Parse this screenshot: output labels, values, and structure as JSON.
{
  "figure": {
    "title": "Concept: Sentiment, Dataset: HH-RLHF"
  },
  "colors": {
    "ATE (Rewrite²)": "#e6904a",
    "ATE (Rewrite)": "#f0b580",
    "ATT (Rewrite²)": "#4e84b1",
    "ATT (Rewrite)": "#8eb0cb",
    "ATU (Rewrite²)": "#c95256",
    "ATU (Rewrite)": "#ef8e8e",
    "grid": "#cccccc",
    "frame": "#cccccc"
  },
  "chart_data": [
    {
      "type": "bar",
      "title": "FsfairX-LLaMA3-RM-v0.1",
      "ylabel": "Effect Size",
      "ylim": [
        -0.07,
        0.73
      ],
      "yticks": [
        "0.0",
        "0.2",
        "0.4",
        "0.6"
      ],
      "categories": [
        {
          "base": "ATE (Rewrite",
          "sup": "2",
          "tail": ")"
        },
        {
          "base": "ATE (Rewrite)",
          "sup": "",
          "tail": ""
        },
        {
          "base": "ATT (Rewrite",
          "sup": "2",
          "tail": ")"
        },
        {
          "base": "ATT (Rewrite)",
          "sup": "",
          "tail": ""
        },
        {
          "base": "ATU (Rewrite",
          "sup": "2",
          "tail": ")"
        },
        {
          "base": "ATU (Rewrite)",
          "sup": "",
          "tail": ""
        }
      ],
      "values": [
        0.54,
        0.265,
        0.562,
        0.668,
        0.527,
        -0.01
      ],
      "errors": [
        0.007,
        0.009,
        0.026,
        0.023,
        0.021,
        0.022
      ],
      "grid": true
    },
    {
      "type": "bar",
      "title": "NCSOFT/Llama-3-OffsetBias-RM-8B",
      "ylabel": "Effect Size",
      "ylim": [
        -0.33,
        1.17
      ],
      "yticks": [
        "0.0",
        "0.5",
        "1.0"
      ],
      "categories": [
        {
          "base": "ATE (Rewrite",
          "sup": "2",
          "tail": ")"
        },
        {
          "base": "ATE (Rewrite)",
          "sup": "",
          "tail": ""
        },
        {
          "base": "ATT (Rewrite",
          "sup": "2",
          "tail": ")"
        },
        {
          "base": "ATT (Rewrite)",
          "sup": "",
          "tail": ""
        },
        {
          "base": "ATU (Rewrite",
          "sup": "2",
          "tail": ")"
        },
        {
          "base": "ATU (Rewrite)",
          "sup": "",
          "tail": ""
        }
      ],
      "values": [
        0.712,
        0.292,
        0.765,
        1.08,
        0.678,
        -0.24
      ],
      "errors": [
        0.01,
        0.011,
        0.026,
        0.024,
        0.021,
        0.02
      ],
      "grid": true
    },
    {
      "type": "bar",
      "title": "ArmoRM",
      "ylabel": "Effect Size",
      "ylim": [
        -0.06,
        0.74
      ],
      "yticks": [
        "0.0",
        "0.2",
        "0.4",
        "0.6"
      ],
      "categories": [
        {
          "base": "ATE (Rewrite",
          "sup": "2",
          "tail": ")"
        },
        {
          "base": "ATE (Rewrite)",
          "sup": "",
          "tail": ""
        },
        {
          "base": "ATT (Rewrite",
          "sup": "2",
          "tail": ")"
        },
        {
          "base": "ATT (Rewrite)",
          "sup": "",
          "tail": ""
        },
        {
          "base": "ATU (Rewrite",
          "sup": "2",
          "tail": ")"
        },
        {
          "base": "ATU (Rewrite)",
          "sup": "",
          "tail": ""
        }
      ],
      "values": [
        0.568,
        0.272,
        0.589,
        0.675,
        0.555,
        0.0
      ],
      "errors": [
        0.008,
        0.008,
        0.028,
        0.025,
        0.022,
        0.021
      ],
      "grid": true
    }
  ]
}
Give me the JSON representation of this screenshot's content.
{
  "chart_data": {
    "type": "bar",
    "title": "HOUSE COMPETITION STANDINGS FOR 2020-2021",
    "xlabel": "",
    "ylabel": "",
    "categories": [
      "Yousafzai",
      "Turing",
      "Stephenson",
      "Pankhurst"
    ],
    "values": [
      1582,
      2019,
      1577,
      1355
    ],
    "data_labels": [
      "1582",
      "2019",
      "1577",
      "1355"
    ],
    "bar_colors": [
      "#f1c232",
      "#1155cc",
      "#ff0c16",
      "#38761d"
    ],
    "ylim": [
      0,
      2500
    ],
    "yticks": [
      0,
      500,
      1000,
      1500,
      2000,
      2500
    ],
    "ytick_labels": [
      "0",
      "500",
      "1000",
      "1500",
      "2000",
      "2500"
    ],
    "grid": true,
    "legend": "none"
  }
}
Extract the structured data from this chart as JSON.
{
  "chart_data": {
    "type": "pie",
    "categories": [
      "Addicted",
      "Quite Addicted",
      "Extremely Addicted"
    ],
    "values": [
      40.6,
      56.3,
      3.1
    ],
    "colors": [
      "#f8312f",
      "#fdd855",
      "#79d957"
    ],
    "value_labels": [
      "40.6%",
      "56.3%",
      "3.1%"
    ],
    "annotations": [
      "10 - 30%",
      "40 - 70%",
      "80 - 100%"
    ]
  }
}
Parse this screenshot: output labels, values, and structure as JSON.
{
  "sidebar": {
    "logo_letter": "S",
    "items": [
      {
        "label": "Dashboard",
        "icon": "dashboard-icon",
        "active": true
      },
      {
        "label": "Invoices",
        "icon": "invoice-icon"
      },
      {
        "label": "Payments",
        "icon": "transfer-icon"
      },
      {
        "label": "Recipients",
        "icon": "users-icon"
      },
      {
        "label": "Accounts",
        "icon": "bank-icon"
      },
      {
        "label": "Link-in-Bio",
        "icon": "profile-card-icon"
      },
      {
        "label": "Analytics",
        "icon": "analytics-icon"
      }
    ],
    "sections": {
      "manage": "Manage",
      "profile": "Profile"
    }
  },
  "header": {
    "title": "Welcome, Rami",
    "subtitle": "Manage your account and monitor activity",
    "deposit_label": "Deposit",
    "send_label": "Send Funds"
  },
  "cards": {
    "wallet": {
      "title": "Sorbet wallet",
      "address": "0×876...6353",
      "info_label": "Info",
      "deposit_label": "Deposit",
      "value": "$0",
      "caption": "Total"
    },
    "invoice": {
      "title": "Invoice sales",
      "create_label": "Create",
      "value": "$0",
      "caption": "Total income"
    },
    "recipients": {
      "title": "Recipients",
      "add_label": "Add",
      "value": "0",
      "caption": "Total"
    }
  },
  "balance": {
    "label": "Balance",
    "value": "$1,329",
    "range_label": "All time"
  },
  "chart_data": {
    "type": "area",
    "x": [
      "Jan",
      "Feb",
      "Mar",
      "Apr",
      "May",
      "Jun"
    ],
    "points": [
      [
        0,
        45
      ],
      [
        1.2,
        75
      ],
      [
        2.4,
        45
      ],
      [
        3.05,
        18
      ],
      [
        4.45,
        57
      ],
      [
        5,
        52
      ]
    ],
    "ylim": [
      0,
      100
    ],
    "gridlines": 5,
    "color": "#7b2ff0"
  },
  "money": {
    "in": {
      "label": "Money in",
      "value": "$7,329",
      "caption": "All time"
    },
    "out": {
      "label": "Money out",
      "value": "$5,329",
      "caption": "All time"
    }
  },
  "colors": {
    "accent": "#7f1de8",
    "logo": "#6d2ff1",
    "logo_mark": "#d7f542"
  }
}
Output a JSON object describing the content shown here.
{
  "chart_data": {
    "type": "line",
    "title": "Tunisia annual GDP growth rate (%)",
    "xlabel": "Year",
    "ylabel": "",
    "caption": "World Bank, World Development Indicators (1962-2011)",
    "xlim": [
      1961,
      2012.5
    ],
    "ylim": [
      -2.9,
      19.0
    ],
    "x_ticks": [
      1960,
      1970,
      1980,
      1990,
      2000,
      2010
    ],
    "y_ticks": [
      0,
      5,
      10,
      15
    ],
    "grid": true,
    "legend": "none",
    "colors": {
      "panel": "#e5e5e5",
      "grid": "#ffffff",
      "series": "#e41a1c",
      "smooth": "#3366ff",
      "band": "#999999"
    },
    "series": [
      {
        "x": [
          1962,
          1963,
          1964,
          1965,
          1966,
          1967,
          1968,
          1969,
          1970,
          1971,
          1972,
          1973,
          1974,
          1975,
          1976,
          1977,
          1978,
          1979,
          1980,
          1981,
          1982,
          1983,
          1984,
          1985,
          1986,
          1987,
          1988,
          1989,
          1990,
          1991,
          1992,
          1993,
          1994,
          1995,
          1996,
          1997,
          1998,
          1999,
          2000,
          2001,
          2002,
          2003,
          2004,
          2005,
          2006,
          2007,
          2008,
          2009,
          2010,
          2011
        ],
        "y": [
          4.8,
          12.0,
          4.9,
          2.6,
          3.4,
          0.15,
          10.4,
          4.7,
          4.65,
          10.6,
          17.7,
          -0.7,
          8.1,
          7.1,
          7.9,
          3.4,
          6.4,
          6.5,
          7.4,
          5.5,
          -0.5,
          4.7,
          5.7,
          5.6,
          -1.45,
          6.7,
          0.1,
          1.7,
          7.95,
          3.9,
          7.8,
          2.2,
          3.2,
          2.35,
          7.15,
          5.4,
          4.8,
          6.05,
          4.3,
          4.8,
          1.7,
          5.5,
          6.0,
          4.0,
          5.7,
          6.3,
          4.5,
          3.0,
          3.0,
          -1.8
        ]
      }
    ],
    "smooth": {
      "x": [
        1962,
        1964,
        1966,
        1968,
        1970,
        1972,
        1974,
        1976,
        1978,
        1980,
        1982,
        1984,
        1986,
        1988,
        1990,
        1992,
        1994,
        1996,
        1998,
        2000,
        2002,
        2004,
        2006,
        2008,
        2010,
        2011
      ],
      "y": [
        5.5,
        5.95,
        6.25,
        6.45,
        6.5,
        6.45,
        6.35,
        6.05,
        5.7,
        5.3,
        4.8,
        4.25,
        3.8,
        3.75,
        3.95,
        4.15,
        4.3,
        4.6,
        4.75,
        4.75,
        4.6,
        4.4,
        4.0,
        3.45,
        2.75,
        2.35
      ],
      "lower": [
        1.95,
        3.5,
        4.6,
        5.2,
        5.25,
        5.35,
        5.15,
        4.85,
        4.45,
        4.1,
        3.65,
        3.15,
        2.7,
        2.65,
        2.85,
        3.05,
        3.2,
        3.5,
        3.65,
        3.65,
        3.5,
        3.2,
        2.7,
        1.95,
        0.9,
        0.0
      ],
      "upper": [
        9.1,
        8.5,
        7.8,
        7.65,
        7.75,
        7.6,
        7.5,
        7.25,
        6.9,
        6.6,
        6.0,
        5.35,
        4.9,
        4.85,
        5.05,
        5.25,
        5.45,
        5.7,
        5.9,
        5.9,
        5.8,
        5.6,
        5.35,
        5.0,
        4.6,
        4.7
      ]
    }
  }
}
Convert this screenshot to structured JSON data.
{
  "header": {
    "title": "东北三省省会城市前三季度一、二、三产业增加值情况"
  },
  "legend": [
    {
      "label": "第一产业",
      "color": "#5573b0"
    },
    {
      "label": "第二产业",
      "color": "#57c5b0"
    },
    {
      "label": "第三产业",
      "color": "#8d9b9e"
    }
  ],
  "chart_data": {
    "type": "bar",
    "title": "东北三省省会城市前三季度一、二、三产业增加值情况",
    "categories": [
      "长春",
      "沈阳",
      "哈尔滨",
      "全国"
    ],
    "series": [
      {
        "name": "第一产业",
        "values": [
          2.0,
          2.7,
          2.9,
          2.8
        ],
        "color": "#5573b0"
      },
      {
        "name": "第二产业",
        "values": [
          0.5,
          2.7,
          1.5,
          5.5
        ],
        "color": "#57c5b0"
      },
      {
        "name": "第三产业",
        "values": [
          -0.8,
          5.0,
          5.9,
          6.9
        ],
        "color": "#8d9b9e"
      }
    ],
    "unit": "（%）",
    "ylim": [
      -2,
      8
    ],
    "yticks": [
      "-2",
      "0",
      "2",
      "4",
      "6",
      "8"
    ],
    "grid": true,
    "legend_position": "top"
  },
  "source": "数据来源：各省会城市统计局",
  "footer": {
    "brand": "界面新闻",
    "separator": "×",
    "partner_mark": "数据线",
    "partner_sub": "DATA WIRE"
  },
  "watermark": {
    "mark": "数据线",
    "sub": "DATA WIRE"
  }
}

**PROMPT:**
What is the number of lines in the data above that include the word "Manage"? Answer with that number only.

**THE SOLUTION:**
2